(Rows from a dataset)

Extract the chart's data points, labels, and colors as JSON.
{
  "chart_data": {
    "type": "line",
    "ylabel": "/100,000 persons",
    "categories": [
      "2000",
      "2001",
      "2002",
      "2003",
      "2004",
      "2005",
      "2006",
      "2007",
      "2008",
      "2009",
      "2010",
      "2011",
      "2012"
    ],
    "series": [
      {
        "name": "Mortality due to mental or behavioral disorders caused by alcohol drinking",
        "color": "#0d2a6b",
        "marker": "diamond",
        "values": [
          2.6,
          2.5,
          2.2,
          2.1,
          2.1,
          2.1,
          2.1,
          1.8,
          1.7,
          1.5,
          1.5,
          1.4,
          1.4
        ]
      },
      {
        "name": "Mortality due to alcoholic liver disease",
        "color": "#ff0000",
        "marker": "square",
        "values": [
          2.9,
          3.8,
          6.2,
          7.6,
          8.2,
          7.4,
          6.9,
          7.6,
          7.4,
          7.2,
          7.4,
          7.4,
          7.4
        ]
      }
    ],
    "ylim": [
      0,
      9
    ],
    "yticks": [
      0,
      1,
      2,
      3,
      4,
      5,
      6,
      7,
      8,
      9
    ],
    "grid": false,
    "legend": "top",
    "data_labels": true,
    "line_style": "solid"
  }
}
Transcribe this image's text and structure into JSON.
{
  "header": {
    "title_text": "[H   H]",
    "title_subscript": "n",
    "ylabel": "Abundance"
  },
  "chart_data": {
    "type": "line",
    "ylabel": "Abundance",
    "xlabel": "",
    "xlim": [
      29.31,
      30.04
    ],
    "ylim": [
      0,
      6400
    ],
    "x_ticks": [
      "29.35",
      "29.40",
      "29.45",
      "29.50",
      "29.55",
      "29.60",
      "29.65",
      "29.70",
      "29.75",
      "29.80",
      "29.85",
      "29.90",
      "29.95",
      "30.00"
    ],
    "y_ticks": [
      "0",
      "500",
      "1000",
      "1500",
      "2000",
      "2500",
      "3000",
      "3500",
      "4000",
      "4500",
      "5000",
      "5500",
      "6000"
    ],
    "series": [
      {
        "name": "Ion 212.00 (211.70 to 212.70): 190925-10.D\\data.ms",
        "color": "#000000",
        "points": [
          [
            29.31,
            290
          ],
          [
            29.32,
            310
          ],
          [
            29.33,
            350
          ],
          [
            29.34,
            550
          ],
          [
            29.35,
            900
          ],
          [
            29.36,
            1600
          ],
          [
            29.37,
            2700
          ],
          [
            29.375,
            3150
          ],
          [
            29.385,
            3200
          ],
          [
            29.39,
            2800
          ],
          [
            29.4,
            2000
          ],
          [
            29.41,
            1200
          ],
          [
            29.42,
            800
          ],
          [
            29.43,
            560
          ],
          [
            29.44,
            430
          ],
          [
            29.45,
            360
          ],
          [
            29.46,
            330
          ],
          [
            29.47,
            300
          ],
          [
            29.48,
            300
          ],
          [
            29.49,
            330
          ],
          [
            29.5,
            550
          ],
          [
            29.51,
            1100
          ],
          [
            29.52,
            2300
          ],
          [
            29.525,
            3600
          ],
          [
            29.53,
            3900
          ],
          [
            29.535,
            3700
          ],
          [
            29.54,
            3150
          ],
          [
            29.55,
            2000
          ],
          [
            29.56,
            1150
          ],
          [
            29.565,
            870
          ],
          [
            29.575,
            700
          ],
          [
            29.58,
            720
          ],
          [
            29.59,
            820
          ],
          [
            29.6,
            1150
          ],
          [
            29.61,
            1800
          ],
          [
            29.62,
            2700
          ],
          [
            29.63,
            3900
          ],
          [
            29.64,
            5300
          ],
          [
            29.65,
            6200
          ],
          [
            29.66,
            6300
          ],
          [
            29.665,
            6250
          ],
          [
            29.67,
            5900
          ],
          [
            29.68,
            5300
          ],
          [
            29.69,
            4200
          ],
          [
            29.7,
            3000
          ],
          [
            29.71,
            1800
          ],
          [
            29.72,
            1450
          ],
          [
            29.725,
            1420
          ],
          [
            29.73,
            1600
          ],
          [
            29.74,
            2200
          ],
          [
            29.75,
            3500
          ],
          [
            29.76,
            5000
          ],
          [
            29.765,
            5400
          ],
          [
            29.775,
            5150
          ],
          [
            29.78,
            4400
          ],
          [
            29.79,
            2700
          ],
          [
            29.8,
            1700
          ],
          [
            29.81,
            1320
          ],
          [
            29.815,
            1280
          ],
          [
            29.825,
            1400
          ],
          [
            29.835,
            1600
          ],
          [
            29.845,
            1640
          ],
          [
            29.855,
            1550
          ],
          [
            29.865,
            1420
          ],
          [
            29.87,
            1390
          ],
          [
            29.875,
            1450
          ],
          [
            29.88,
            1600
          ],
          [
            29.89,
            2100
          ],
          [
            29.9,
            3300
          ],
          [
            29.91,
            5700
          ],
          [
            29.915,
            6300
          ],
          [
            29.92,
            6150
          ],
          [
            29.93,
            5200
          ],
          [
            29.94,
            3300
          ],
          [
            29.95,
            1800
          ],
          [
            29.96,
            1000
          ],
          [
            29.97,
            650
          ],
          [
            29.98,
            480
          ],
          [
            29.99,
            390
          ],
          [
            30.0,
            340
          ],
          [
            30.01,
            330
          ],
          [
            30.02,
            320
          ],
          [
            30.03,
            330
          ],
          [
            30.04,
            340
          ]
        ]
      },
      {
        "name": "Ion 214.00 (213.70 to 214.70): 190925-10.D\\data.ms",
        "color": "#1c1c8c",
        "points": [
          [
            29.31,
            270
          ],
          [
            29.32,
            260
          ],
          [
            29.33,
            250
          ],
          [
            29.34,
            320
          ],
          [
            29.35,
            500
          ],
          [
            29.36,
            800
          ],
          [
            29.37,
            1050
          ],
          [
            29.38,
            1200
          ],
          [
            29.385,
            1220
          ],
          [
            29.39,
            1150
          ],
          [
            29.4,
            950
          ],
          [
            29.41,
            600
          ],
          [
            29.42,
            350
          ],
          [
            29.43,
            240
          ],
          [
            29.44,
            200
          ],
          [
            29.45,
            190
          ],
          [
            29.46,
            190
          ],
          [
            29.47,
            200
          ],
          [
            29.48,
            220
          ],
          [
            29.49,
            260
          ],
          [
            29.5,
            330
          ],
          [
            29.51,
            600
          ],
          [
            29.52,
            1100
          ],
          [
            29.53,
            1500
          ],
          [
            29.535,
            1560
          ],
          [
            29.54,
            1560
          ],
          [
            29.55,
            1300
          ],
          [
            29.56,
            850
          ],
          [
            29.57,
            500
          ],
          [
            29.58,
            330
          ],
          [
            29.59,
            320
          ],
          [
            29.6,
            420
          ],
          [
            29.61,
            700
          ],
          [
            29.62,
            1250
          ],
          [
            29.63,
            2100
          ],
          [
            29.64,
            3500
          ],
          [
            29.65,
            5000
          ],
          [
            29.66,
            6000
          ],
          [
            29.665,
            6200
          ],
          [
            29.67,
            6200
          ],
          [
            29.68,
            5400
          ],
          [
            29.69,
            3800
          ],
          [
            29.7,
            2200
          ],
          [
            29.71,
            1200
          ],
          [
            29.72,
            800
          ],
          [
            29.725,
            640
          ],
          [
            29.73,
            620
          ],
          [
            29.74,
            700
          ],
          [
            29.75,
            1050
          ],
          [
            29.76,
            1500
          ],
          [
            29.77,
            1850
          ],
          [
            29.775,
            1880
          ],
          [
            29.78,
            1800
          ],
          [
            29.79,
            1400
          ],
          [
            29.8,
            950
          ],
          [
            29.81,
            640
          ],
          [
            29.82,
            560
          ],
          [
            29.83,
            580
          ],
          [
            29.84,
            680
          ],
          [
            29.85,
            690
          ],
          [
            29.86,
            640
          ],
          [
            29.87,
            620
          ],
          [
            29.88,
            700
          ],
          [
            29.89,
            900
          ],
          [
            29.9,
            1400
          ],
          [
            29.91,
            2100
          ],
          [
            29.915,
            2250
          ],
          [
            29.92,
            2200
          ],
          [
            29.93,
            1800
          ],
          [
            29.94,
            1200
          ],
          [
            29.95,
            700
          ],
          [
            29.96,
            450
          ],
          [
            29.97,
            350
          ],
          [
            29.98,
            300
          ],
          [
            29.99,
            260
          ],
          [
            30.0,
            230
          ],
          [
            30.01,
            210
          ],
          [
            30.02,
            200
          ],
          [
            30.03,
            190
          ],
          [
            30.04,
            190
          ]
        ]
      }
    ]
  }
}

## [Given request]
Which lines of the material contain the string "ylabel"? List each of them.

## [Exercise output]
    "ylabel": "/100,000 persons",
    "ylabel": "Abundance"
    "ylabel": "Abundance",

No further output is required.